▶ _Excerpted data_:
========================================================================
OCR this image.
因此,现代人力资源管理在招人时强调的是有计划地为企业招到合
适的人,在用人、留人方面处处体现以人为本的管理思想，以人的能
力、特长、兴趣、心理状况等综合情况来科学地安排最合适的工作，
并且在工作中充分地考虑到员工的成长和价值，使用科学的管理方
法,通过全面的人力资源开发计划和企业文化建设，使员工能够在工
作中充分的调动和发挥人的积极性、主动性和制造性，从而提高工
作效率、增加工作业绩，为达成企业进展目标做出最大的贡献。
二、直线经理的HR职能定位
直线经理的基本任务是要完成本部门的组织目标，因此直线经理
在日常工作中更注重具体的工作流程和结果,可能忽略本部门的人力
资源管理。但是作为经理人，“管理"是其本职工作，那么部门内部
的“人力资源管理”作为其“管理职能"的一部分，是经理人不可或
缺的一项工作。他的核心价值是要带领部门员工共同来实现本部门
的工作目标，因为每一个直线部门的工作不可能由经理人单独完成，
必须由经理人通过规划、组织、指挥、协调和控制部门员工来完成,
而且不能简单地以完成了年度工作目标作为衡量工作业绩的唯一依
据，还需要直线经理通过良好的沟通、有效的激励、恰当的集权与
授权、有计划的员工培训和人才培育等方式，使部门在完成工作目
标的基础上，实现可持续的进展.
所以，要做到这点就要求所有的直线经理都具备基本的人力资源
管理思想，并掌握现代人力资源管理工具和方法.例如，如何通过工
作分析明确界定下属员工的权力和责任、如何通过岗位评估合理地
========================================================================
▶ _Short task_: Extract the complete listing verbatim.

▶ _Answer to the task_:
OCR this image.
因此,现代人力资源管理在招人时强调的是有计划地为企业招到合
适的人,在用人、留人方面处处体现以人为本的管理思想，以人的能
力、特长、兴趣、心理状况等综合情况来科学地安排最合适的工作，
并且在工作中充分地考虑到员工的成长和价值，使用科学的管理方
法,通过全面的人力资源开发计划和企业文化建设，使员工能够在工
作中充分的调动和发挥人的积极性、主动性和制造性，从而提高工
作效率、增加工作业绩，为达成企业进展目标做出最大的贡献。
二、直线经理的HR职能定位
直线经理的基本任务是要完成本部门的组织目标，因此直线经理
在日常工作中更注重具体的工作流程和结果,可能忽略本部门的人力
资源管理。但是作为经理人，“管理"是其本职工作，那么部门内部
的“人力资源管理”作为其“管理职能"的一部分，是经理人不可或
缺的一项工作。他的核心价值是要带领部门员工共同来实现本部门
的工作目标，因为每一个直线部门的工作不可能由经理人单独完成，
必须由经理人通过规划、组织、指挥、协调和控制部门员工来完成,
而且不能简单地以完成了年度工作目标作为衡量工作业绩的唯一依
据，还需要直线经理通过良好的沟通、有效的激励、恰当的集权与
授权、有计划的员工培训和人才培育等方式，使部门在完成工作目
标的基础上，实现可持续的进展.
所以，要做到这点就要求所有的直线经理都具备基本的人力资源
管理思想，并掌握现代人力资源管理工具和方法.例如，如何通过工
作分析明确界定下属员工的权力和责任、如何通过岗位评估合理地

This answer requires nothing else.